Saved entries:
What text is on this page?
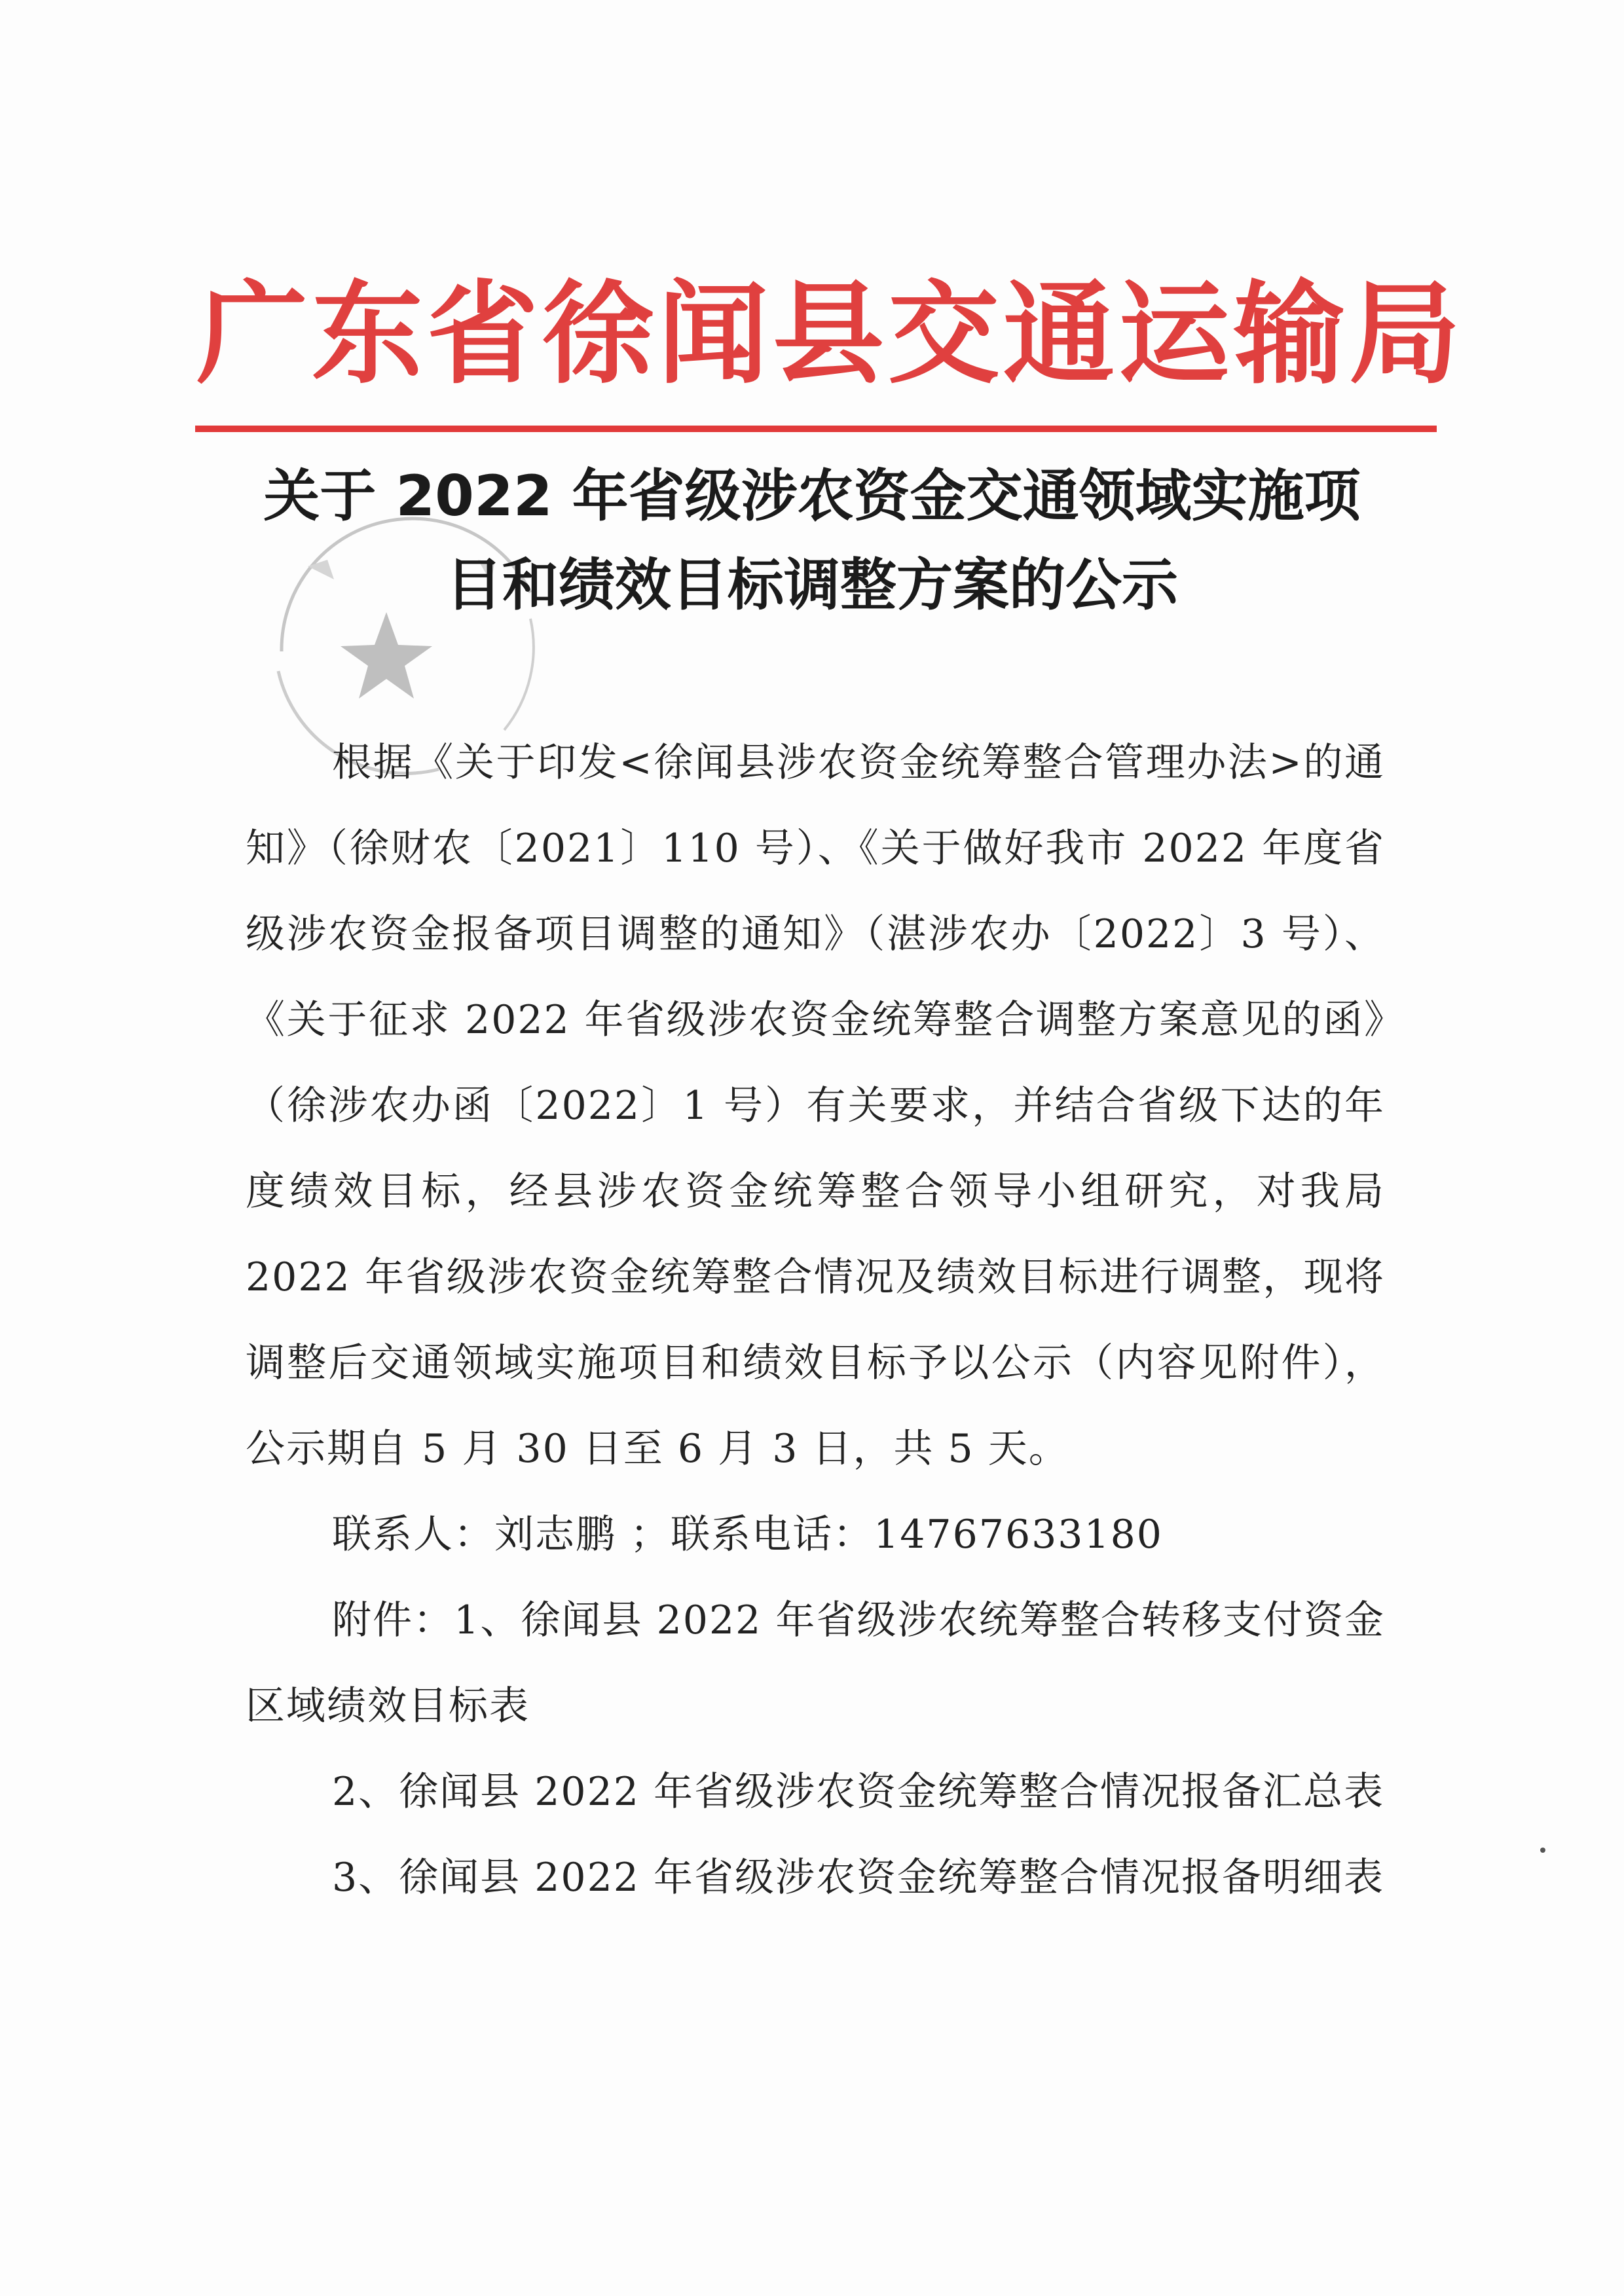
广东省徐闻县交通运输局
关于 2022 年省级涉农资金交通领域实施项
目和绩效目标调整方案的公示

根据《关于印发<徐闻县涉农资金统筹整合管理办法>的通知》（徐财农〔2021〕110 号）、《关于做好我市 2022 年度省级涉农资金报备项目调整的通知》（湛涉农办〔2022〕3 号）、《关于征求 2022 年省级涉农资金统筹整合调整方案意见的函》（徐涉农办函〔2022〕1 号）有关要求，并结合省级下达的年度绩效目标，经县涉农资金统筹整合领导小组研究，对我局 2022 年省级涉农资金统筹整合情况及绩效目标进行调整，现将调整后交通领域实施项目和绩效目标予以公示（内容见附件），公示期自 5 月 30 日至 6 月 3 日，共 5 天。

联系人：刘志鹏 ；联系电话：14767633180

附件：1、徐闻县 2022 年省级涉农统筹整合转移支付资金区域绩效目标表

2、徐闻县 2022 年省级涉农资金统筹整合情况报备汇总表

3、徐闻县 2022 年省级涉农资金统筹整合情况报备明细表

(GIVEN EXERCISE): Quote all the lines above exactly as given. Do not include the pictures.

(RESULT):
What text is on this page?
广东省徐闻县交通运输局
关于 2022 年省级涉农资金交通领域实施项
目和绩效目标调整方案的公示

根据《关于印发<徐闻县涉农资金统筹整合管理办法>的通知》（徐财农〔2021〕110 号）、《关于做好我市 2022 年度省级涉农资金报备项目调整的通知》（湛涉农办〔2022〕3 号）、《关于征求 2022 年省级涉农资金统筹整合调整方案意见的函》（徐涉农办函〔2022〕1 号）有关要求，并结合省级下达的年度绩效目标，经县涉农资金统筹整合领导小组研究，对我局 2022 年省级涉农资金统筹整合情况及绩效目标进行调整，现将调整后交通领域实施项目和绩效目标予以公示（内容见附件），公示期自 5 月 30 日至 6 月 3 日，共 5 天。

联系人：刘志鹏 ；联系电话：14767633180

附件：1、徐闻县 2022 年省级涉农统筹整合转移支付资金区域绩效目标表

2、徐闻县 2022 年省级涉农资金统筹整合情况报备汇总表

3、徐闻县 2022 年省级涉农资金统筹整合情况报备明细表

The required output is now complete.